## AIM
Work through the data below and give the number of lines holding "Wind", nothing more.

## DATASET CONTENT
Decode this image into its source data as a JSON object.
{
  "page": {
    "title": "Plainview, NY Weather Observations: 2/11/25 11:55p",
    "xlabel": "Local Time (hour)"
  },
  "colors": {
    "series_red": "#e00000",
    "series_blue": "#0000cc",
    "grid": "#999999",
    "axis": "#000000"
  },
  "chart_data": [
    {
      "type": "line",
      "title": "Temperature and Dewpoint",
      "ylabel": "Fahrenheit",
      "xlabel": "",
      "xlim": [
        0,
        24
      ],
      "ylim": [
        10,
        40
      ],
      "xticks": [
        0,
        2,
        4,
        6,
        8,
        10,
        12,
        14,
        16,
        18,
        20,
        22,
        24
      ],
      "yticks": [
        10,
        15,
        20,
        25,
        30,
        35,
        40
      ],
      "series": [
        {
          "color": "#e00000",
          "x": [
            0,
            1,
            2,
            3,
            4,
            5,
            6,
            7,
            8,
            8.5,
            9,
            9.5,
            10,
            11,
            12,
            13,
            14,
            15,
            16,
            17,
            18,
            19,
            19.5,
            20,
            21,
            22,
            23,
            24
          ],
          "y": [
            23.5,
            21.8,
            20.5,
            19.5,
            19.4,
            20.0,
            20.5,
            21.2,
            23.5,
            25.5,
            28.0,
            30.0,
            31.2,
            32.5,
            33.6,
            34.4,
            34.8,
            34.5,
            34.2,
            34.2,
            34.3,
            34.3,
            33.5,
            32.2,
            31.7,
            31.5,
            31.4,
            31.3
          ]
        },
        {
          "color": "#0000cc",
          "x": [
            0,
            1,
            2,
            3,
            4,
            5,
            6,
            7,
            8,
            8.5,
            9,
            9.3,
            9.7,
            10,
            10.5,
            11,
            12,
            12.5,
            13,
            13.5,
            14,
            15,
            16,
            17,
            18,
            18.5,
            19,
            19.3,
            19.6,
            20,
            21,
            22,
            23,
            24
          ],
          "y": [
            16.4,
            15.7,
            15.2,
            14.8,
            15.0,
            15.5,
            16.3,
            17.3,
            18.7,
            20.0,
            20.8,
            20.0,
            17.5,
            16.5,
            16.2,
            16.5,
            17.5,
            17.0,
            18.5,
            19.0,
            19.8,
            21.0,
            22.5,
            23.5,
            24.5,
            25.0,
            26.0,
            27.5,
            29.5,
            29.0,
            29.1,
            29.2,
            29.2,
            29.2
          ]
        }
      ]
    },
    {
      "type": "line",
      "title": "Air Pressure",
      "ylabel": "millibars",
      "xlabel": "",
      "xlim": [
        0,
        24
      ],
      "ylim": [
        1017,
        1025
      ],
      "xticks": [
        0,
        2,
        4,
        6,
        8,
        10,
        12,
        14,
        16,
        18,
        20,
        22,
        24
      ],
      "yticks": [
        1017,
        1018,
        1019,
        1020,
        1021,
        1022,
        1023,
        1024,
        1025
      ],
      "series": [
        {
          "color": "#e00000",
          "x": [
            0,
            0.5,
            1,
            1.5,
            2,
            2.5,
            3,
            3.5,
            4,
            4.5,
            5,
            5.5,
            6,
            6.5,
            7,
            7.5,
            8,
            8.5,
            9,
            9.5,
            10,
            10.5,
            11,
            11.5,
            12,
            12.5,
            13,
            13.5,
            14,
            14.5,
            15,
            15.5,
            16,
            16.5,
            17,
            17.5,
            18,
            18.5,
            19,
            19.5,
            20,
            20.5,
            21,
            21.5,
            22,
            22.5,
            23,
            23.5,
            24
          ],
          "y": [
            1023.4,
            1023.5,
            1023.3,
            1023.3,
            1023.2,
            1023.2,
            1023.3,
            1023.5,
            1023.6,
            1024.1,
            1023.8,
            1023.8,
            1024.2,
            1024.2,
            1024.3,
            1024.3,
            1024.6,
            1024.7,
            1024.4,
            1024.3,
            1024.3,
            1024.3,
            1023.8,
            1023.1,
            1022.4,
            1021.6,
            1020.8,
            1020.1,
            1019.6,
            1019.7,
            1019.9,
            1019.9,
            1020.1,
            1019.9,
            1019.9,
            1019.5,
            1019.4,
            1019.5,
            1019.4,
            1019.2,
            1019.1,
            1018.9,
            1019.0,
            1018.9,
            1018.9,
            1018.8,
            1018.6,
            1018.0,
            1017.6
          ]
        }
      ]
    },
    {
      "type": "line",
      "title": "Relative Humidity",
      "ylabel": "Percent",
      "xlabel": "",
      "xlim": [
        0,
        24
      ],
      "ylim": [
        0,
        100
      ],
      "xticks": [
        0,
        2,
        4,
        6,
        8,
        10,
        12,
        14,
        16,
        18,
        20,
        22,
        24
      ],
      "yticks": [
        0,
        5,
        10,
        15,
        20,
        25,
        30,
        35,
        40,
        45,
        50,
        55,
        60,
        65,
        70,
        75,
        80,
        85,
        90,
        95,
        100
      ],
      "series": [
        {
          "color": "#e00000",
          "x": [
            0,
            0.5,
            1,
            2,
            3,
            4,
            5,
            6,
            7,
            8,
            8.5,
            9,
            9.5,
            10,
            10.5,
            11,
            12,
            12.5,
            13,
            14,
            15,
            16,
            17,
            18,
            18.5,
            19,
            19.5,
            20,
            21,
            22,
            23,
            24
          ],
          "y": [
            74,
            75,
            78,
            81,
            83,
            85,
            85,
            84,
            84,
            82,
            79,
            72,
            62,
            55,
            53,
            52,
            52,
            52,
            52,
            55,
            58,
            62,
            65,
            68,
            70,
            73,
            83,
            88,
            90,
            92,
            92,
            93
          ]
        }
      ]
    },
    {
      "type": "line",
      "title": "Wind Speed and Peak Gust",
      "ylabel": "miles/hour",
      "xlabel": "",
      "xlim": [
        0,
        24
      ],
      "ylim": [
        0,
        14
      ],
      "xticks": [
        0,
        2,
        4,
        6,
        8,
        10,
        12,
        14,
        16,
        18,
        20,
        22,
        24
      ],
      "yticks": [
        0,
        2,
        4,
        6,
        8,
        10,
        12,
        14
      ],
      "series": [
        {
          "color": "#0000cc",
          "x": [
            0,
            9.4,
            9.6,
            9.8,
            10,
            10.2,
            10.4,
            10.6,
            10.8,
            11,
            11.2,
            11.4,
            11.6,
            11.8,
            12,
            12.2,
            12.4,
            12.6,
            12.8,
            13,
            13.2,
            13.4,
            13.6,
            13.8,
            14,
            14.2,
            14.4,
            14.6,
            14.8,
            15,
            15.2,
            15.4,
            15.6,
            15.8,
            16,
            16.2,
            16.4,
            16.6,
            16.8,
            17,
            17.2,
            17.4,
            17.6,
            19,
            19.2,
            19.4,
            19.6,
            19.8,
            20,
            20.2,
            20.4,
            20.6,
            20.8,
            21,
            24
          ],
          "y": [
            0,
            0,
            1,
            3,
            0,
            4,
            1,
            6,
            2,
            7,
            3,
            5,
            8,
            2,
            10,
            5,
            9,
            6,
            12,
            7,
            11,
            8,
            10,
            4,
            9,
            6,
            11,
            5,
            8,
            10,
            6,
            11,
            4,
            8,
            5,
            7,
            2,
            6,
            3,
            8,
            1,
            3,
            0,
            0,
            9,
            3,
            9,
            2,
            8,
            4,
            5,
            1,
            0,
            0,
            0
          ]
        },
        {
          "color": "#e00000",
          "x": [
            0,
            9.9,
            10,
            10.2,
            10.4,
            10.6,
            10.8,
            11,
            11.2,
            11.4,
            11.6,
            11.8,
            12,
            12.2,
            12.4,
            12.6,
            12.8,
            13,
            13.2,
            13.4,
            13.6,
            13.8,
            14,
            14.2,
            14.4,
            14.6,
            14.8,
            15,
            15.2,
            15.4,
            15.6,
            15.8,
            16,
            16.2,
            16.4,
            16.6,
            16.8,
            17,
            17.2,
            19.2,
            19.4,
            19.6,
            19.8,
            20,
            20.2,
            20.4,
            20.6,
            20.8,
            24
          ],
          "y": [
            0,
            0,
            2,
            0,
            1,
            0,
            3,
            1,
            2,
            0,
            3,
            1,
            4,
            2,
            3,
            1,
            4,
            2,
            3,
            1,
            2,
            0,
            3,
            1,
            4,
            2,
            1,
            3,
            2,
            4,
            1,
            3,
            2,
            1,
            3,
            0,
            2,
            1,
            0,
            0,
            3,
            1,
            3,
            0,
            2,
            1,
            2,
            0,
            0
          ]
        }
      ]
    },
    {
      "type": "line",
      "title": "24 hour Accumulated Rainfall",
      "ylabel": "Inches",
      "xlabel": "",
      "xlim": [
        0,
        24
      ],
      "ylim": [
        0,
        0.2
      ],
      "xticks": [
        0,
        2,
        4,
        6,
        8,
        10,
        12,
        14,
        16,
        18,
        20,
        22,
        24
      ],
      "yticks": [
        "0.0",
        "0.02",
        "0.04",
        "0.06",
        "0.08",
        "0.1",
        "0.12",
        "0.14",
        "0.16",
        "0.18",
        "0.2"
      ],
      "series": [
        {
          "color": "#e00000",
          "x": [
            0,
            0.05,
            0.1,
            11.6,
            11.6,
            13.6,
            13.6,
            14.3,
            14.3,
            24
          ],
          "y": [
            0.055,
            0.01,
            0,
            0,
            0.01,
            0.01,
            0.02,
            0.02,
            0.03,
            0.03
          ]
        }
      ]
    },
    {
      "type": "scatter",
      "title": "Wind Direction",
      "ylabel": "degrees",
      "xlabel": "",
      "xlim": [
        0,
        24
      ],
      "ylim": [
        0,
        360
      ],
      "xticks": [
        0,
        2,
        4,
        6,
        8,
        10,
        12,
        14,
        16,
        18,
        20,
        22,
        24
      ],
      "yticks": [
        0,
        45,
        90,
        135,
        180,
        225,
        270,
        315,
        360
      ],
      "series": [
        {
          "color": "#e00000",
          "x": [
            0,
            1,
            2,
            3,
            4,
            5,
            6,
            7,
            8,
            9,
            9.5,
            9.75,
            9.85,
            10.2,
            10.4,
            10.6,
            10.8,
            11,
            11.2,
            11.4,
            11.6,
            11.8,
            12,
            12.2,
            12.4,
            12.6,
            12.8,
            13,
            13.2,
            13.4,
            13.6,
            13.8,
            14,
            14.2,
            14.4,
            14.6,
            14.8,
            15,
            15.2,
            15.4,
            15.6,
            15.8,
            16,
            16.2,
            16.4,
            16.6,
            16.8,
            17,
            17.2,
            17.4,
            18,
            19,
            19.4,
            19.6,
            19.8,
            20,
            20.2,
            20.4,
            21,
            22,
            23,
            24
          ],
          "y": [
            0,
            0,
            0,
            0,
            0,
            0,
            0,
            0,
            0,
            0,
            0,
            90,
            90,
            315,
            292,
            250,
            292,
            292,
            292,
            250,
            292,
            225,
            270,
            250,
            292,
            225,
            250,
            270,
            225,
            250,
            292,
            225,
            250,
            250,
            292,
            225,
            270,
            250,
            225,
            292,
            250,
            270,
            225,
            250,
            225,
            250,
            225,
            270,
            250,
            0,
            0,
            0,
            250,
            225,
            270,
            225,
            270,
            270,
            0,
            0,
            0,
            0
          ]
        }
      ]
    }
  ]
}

## RESULT FOR THIS EXERCISE
2